Return the lines below that contain "name".
- - - - - - -
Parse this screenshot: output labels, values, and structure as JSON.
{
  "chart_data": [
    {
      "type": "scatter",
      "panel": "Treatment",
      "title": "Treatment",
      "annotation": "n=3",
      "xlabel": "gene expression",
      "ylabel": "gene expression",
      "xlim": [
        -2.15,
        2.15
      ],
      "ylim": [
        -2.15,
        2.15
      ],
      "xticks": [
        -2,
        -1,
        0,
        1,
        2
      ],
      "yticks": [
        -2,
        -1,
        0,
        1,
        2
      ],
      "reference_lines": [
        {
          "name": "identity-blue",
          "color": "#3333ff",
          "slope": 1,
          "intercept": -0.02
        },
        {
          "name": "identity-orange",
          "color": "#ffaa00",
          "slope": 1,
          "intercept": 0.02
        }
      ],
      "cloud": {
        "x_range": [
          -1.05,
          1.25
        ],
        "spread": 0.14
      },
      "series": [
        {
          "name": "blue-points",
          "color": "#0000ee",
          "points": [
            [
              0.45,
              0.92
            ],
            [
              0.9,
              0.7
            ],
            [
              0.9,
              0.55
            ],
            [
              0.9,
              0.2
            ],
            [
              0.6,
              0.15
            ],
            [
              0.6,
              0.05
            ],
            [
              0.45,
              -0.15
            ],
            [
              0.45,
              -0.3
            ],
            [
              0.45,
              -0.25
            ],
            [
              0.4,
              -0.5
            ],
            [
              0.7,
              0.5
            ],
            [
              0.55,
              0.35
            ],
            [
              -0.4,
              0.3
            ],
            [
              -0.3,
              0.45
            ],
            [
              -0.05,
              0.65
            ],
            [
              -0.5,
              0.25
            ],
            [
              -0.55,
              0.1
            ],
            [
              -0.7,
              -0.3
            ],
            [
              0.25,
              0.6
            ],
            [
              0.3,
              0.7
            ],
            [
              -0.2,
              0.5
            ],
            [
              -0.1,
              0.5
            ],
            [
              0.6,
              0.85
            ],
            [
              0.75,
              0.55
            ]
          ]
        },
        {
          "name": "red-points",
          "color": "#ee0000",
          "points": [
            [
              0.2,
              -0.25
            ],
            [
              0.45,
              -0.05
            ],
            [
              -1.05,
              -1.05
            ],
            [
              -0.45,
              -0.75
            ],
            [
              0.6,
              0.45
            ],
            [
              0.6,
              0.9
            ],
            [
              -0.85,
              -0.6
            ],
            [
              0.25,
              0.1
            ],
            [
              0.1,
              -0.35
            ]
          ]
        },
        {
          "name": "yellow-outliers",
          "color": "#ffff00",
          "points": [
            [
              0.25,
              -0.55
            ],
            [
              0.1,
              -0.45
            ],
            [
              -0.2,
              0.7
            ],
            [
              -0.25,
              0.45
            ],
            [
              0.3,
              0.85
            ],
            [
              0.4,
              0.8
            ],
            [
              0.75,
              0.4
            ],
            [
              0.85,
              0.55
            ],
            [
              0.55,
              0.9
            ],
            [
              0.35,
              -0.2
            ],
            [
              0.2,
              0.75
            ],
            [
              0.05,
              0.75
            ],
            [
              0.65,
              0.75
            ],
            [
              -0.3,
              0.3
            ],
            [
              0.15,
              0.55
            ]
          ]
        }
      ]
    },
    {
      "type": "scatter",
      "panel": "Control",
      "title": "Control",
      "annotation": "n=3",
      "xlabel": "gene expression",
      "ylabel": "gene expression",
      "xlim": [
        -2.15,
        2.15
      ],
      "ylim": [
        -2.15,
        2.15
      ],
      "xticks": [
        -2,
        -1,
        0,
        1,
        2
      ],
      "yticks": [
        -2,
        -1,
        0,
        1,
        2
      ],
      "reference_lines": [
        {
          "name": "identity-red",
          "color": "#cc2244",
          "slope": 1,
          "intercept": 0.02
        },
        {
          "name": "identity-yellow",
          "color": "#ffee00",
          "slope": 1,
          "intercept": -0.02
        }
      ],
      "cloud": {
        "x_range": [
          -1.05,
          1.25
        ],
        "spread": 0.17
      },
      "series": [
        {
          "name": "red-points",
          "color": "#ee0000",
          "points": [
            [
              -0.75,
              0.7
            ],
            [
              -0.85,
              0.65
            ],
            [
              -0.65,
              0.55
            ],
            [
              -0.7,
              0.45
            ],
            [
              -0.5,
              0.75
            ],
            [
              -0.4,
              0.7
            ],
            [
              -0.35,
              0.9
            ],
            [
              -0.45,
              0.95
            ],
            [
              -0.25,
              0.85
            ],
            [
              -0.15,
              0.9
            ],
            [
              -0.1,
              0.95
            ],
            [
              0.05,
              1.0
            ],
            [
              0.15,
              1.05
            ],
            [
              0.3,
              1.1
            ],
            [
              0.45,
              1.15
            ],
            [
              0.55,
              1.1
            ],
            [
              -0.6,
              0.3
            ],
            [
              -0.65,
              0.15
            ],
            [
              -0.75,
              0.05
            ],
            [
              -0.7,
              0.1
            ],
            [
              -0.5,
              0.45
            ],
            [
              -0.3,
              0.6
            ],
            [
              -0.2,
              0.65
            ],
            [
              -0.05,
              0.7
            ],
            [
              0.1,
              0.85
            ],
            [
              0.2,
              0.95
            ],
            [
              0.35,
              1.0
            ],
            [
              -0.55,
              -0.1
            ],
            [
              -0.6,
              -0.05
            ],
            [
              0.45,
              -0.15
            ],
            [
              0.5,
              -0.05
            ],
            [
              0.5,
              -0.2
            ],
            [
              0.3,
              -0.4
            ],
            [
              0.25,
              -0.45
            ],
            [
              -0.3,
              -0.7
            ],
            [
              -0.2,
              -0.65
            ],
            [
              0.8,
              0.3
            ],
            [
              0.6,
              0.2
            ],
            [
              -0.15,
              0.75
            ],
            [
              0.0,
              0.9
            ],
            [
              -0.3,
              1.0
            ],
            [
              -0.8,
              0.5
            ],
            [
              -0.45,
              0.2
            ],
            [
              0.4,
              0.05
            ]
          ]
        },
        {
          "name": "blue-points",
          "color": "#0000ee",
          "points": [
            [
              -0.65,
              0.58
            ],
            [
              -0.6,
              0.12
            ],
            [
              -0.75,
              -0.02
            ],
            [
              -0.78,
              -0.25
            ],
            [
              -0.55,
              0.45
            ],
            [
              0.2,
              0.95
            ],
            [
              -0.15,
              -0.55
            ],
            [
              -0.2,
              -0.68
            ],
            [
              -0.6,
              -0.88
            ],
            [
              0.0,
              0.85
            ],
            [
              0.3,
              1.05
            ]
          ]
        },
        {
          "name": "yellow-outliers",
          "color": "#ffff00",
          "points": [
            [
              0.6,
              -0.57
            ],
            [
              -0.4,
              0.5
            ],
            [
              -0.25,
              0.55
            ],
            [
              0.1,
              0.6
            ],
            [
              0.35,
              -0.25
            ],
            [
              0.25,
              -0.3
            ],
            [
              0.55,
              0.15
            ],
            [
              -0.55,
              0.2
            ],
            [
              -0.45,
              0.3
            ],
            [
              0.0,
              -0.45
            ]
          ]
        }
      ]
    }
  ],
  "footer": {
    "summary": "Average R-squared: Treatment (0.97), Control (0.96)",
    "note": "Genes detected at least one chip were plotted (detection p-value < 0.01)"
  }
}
- - - - - - -
__WRITTEN RESPONSE__:
          "name": "identity-blue",
          "name": "identity-orange",
          "name": "blue-points",
          "name": "red-points",
          "name": "yellow-outliers",
          "name": "identity-red",
          "name": "identity-yellow",
          "name": "red-points",
          "name": "blue-points",
          "name": "yellow-outliers",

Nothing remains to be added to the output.